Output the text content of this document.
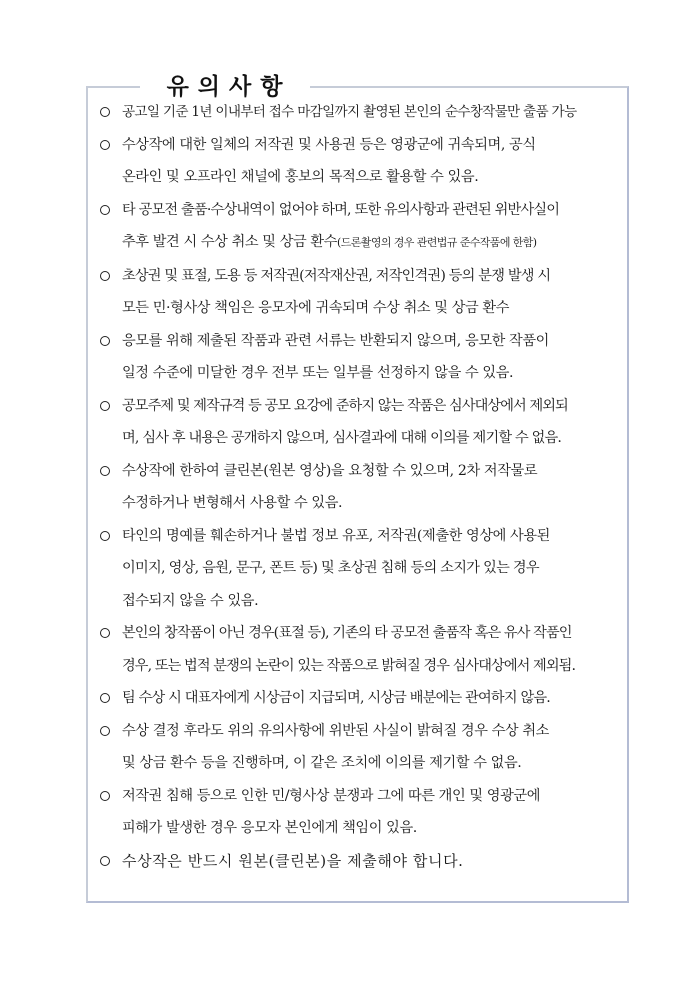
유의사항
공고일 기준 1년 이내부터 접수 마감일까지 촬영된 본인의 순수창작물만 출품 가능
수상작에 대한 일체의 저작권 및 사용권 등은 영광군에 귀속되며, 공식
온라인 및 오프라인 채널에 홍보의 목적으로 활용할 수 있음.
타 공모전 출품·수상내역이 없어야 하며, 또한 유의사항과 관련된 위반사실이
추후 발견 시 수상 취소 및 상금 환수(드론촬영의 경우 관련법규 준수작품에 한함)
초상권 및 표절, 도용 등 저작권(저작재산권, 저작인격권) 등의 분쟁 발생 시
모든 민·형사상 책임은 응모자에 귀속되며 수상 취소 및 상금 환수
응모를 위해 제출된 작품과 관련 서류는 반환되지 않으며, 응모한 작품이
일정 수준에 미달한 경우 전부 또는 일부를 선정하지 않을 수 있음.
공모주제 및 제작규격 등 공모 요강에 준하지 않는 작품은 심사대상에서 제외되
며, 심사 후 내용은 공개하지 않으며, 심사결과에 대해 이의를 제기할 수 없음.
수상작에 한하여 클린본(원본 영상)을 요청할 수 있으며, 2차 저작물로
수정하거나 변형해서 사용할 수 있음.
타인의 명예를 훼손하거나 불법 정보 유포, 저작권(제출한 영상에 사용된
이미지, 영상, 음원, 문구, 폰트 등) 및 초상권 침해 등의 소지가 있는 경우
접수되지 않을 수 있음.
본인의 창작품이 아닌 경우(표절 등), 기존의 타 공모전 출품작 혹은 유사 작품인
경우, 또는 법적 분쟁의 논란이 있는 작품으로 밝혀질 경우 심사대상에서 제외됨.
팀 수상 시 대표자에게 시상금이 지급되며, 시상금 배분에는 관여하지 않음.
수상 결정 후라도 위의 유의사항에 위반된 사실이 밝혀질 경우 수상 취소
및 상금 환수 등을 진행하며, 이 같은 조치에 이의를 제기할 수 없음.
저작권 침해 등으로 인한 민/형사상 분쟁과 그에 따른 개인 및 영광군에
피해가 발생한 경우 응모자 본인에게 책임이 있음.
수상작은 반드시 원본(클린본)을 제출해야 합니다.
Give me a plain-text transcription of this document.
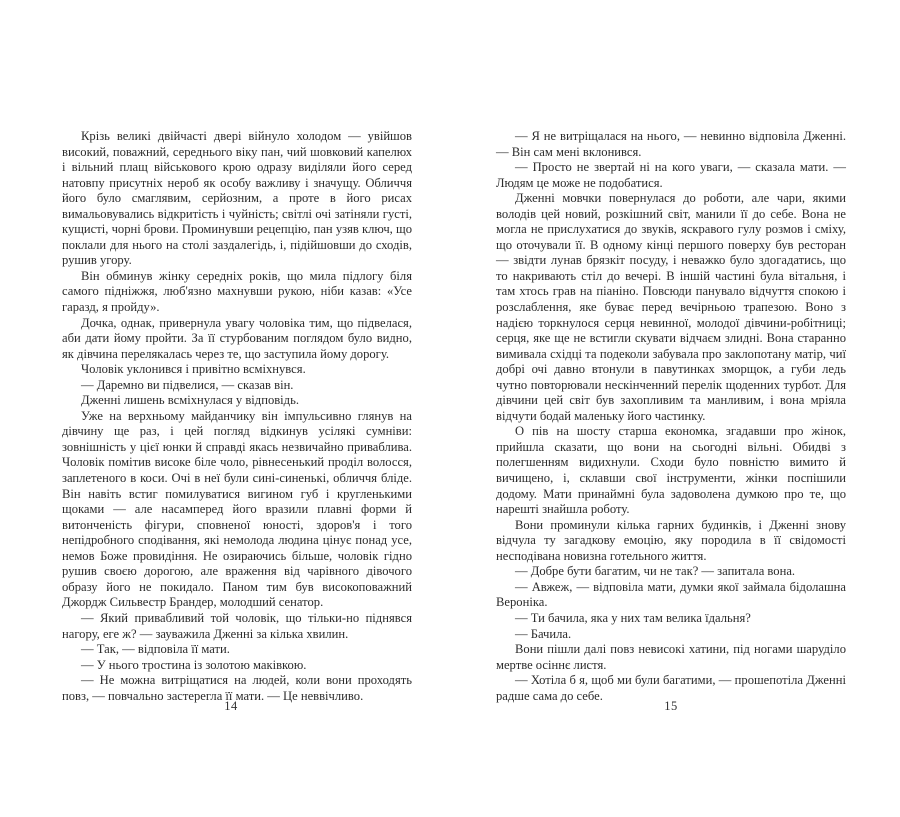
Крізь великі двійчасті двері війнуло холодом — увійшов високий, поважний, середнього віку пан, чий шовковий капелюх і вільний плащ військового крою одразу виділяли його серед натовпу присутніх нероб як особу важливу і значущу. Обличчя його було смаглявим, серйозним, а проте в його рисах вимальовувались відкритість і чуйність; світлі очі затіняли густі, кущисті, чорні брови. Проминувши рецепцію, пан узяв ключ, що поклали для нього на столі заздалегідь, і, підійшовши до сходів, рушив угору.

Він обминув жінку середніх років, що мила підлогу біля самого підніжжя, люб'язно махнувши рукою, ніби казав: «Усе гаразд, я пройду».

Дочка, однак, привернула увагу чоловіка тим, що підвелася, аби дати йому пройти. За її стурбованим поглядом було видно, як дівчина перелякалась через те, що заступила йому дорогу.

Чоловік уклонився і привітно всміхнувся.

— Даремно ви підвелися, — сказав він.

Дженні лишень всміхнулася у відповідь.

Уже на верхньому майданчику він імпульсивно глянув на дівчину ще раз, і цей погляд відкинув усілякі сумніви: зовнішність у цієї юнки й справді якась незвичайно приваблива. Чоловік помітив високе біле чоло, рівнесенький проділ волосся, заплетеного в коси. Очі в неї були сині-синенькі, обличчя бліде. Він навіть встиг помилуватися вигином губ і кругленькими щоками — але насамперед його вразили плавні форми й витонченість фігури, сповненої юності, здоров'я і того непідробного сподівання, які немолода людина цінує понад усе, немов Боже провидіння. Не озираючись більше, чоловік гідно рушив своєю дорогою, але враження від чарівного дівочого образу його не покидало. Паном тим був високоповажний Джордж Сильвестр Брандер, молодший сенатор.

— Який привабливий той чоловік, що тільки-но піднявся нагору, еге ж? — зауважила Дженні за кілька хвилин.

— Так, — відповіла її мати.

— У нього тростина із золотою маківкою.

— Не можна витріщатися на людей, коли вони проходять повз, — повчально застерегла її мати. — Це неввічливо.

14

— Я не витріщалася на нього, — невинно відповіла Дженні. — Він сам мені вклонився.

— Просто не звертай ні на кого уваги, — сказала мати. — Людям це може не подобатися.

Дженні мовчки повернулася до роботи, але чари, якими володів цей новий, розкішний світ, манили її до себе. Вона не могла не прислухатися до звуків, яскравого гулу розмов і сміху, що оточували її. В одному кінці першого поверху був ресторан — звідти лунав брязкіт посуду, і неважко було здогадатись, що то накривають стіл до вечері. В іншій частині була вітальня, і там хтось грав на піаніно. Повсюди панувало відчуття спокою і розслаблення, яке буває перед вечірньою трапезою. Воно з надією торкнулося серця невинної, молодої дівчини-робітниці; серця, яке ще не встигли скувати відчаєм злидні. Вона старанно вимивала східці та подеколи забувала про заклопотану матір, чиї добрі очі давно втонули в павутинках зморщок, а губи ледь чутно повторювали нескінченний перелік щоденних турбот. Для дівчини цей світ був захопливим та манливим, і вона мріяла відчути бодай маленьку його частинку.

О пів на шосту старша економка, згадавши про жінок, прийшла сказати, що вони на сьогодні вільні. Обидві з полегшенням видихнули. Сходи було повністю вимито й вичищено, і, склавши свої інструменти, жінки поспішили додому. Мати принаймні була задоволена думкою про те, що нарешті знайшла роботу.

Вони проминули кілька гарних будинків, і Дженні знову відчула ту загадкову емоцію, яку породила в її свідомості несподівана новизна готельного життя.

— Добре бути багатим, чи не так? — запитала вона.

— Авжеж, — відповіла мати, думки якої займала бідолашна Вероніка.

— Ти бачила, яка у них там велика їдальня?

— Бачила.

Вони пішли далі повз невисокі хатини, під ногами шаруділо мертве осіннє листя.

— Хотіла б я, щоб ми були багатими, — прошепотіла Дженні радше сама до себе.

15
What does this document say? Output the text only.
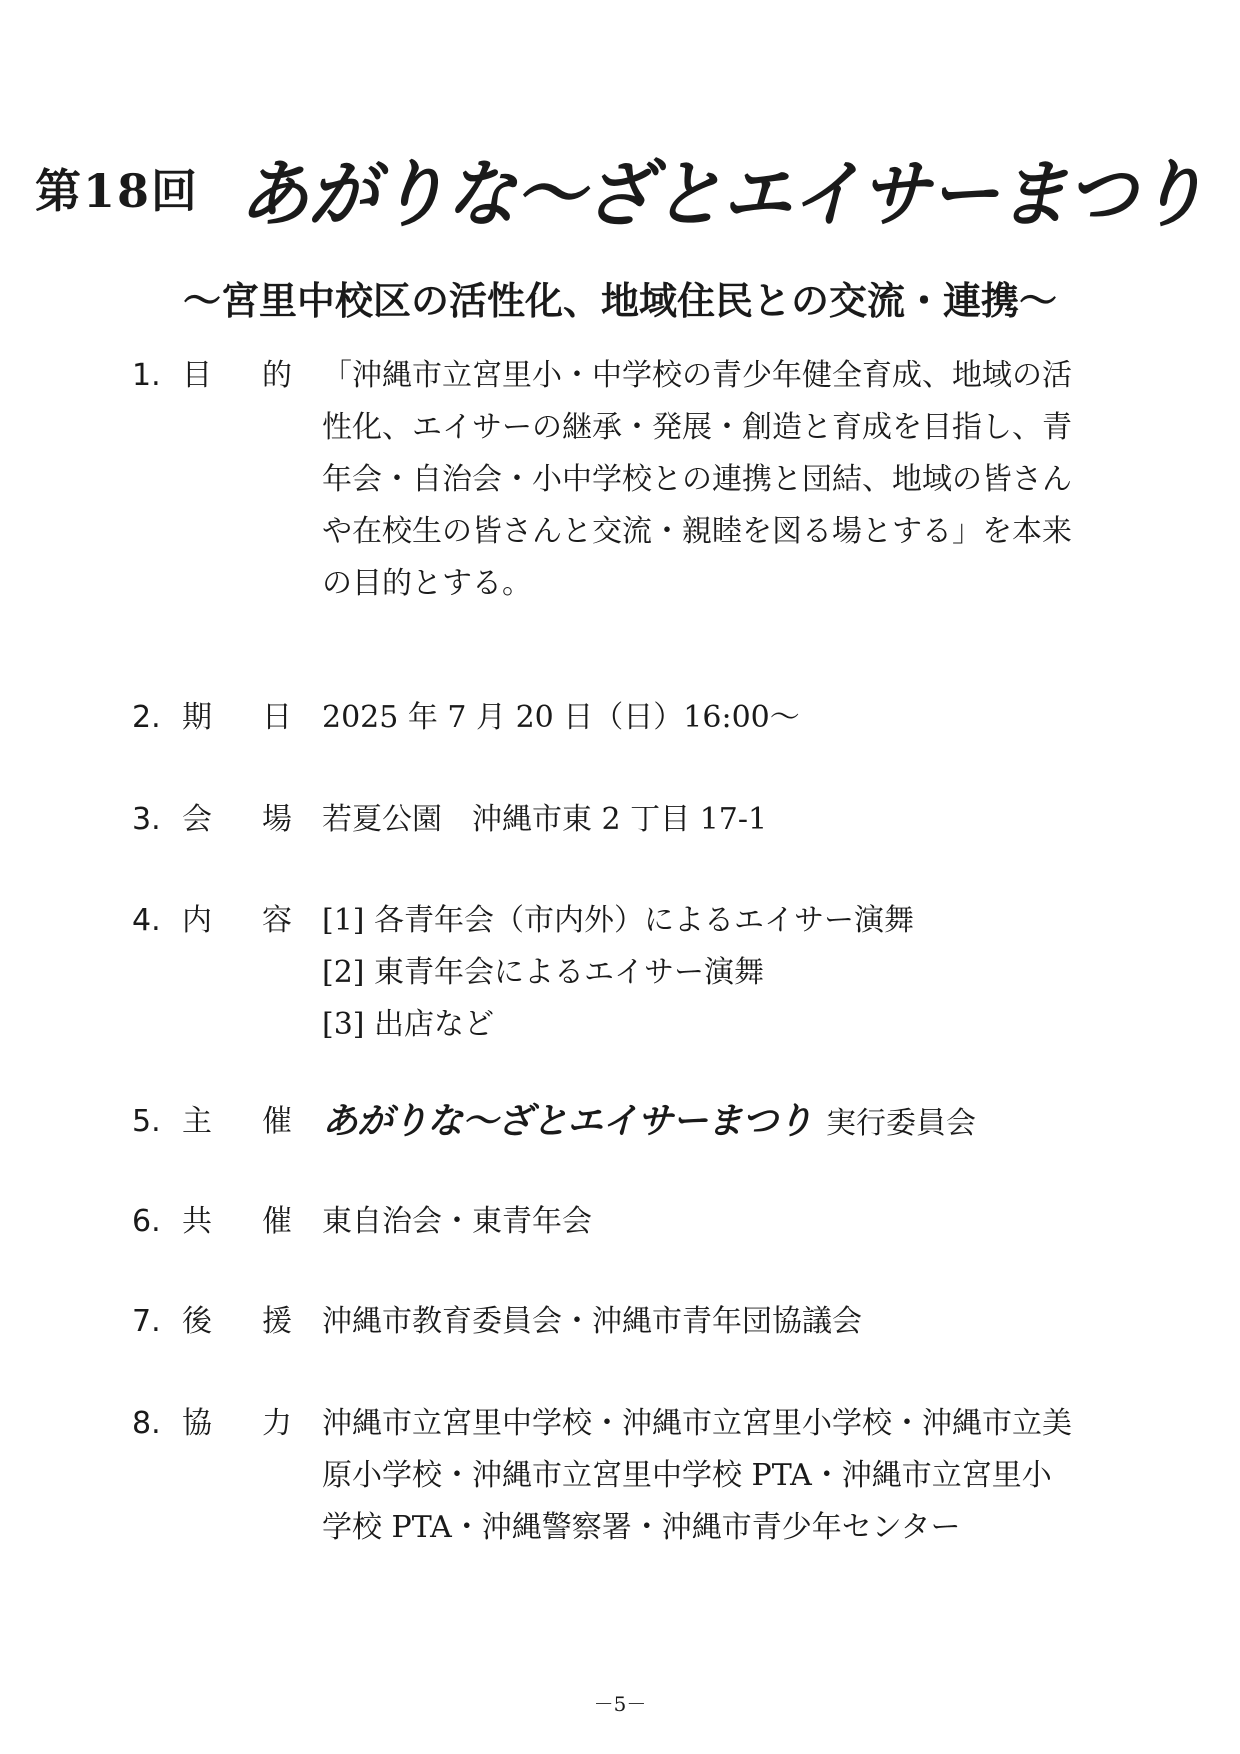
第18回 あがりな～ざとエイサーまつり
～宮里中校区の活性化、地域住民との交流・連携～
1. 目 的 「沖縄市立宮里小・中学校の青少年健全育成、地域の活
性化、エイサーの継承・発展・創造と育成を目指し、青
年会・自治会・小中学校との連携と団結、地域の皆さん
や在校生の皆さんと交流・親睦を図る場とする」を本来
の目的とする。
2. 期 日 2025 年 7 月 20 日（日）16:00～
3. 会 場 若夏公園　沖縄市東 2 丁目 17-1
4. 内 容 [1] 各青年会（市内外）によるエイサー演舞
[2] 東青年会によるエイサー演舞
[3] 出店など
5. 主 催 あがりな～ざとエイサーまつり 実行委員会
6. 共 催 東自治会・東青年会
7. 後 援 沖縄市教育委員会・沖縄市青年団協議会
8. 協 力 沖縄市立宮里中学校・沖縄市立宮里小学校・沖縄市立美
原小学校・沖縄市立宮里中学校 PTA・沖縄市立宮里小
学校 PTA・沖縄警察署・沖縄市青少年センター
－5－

•••

== WORK TO BE COMPLETED ==
Leave out the pictures and output the rest of the material exactly as written.

== EXERCISE RESULT ==
Output the text content of this document.
유의사항
공고일 기준 1년 이내부터 접수 마감일까지 촬영된 본인의 순수창작물만 출품 가능
수상작에 대한 일체의 저작권 및 사용권 등은 영광군에 귀속되며, 공식
온라인 및 오프라인 채널에 홍보의 목적으로 활용할 수 있음.
타 공모전 출품·수상내역이 없어야 하며, 또한 유의사항과 관련된 위반사실이
추후 발견 시 수상 취소 및 상금 환수(드론촬영의 경우 관련법규 준수작품에 한함)
초상권 및 표절, 도용 등 저작권(저작재산권, 저작인격권) 등의 분쟁 발생 시
모든 민·형사상 책임은 응모자에 귀속되며 수상 취소 및 상금 환수
응모를 위해 제출된 작품과 관련 서류는 반환되지 않으며, 응모한 작품이
일정 수준에 미달한 경우 전부 또는 일부를 선정하지 않을 수 있음.
공모주제 및 제작규격 등 공모 요강에 준하지 않는 작품은 심사대상에서 제외되
며, 심사 후 내용은 공개하지 않으며, 심사결과에 대해 이의를 제기할 수 없음.
수상작에 한하여 클린본(원본 영상)을 요청할 수 있으며, 2차 저작물로
수정하거나 변형해서 사용할 수 있음.
타인의 명예를 훼손하거나 불법 정보 유포, 저작권(제출한 영상에 사용된
이미지, 영상, 음원, 문구, 폰트 등) 및 초상권 침해 등의 소지가 있는 경우
접수되지 않을 수 있음.
본인의 창작품이 아닌 경우(표절 등), 기존의 타 공모전 출품작 혹은 유사 작품인
경우, 또는 법적 분쟁의 논란이 있는 작품으로 밝혀질 경우 심사대상에서 제외됨.
팀 수상 시 대표자에게 시상금이 지급되며, 시상금 배분에는 관여하지 않음.
수상 결정 후라도 위의 유의사항에 위반된 사실이 밝혀질 경우 수상 취소
및 상금 환수 등을 진행하며, 이 같은 조치에 이의를 제기할 수 없음.
저작권 침해 등으로 인한 민/형사상 분쟁과 그에 따른 개인 및 영광군에
피해가 발생한 경우 응모자 본인에게 책임이 있음.
수상작은 반드시 원본(클린본)을 제출해야 합니다.
Give me a plain-text transcription of this document.
Крізь великі двійчасті двері війнуло холодом — увійшов високий, поважний, середнього віку пан, чий шовковий капелюх і вільний плащ військового крою одразу виділяли його серед натовпу присутніх нероб як особу важливу і значущу. Обличчя його було смаглявим, серйозним, а проте в його рисах вимальовувались відкритість і чуйність; світлі очі затіняли густі, кущисті, чорні брови. Проминувши рецепцію, пан узяв ключ, що поклали для нього на столі заздалегідь, і, підійшовши до сходів, рушив угору.

Він обминув жінку середніх років, що мила підлогу біля самого підніжжя, люб'язно махнувши рукою, ніби казав: «Усе гаразд, я пройду».

Дочка, однак, привернула увагу чоловіка тим, що підвелася, аби дати йому пройти. За її стурбованим поглядом було видно, як дівчина перелякалась через те, що заступила йому дорогу.

Чоловік уклонився і привітно всміхнувся.

— Даремно ви підвелися, — сказав він.

Дженні лишень всміхнулася у відповідь.

Уже на верхньому майданчику він імпульсивно глянув на дівчину ще раз, і цей погляд відкинув усілякі сумніви: зовнішність у цієї юнки й справді якась незвичайно приваблива. Чоловік помітив високе біле чоло, рівнесенький проділ волосся, заплетеного в коси. Очі в неї були сині-синенькі, обличчя бліде. Він навіть встиг помилуватися вигином губ і кругленькими щоками — але насамперед його вразили плавні форми й витонченість фігури, сповненої юності, здоров'я і того непідробного сподівання, які немолода людина цінує понад усе, немов Боже провидіння. Не озираючись більше, чоловік гідно рушив своєю дорогою, але враження від чарівного дівочого образу його не покидало. Паном тим був високоповажний Джордж Сильвестр Брандер, молодший сенатор.

— Який привабливий той чоловік, що тільки-но піднявся нагору, еге ж? — зауважила Дженні за кілька хвилин.

— Так, — відповіла її мати.

— У нього тростина із золотою маківкою.

— Не можна витріщатися на людей, коли вони проходять повз, — повчально застерегла її мати. — Це неввічливо.

14

— Я не витріщалася на нього, — невинно відповіла Дженні. — Він сам мені вклонився.

— Просто не звертай ні на кого уваги, — сказала мати. — Людям це може не подобатися.

Дженні мовчки повернулася до роботи, але чари, якими володів цей новий, розкішний світ, манили її до себе. Вона не могла не прислухатися до звуків, яскравого гулу розмов і сміху, що оточували її. В одному кінці першого поверху був ресторан — звідти лунав брязкіт посуду, і неважко було здогадатись, що то накривають стіл до вечері. В іншій частині була вітальня, і там хтось грав на піаніно. Повсюди панувало відчуття спокою і розслаблення, яке буває перед вечірньою трапезою. Воно з надією торкнулося серця невинної, молодої дівчини-робітниці; серця, яке ще не встигли скувати відчаєм злидні. Вона старанно вимивала східці та подеколи забувала про заклопотану матір, чиї добрі очі давно втонули в павутинках зморщок, а губи ледь чутно повторювали нескінченний перелік щоденних турбот. Для дівчини цей світ був захопливим та манливим, і вона мріяла відчути бодай маленьку його частинку.

О пів на шосту старша економка, згадавши про жінок, прийшла сказати, що вони на сьогодні вільні. Обидві з полегшенням видихнули. Сходи було повністю вимито й вичищено, і, склавши свої інструменти, жінки поспішили додому. Мати принаймні була задоволена думкою про те, що нарешті знайшла роботу.

Вони проминули кілька гарних будинків, і Дженні знову відчула ту загадкову емоцію, яку породила в її свідомості несподівана новизна готельного життя.

— Добре бути багатим, чи не так? — запитала вона.

— Авжеж, — відповіла мати, думки якої займала бідолашна Вероніка.

— Ти бачила, яка у них там велика їдальня?

— Бачила.

Вони пішли далі повз невисокі хатини, під ногами шаруділо мертве осіннє листя.

— Хотіла б я, щоб ми були багатими, — прошепотіла Дженні радше сама до себе.

15
What does this document say? Output the text only.
第18回 あがりな～ざとエイサーまつり
～宮里中校区の活性化、地域住民との交流・連携～
1. 目 的 「沖縄市立宮里小・中学校の青少年健全育成、地域の活
性化、エイサーの継承・発展・創造と育成を目指し、青
年会・自治会・小中学校との連携と団結、地域の皆さん
や在校生の皆さんと交流・親睦を図る場とする」を本来
の目的とする。
2. 期 日 2025 年 7 月 20 日（日）16:00～
3. 会 場 若夏公園　沖縄市東 2 丁目 17-1
4. 内 容 [1] 各青年会（市内外）によるエイサー演舞
[2] 東青年会によるエイサー演舞
[3] 出店など
5. 主 催 あがりな～ざとエイサーまつり 実行委員会
6. 共 催 東自治会・東青年会
7. 後 援 沖縄市教育委員会・沖縄市青年団協議会
8. 協 力 沖縄市立宮里中学校・沖縄市立宮里小学校・沖縄市立美
原小学校・沖縄市立宮里中学校 PTA・沖縄市立宮里小
学校 PTA・沖縄警察署・沖縄市青少年センター
－5－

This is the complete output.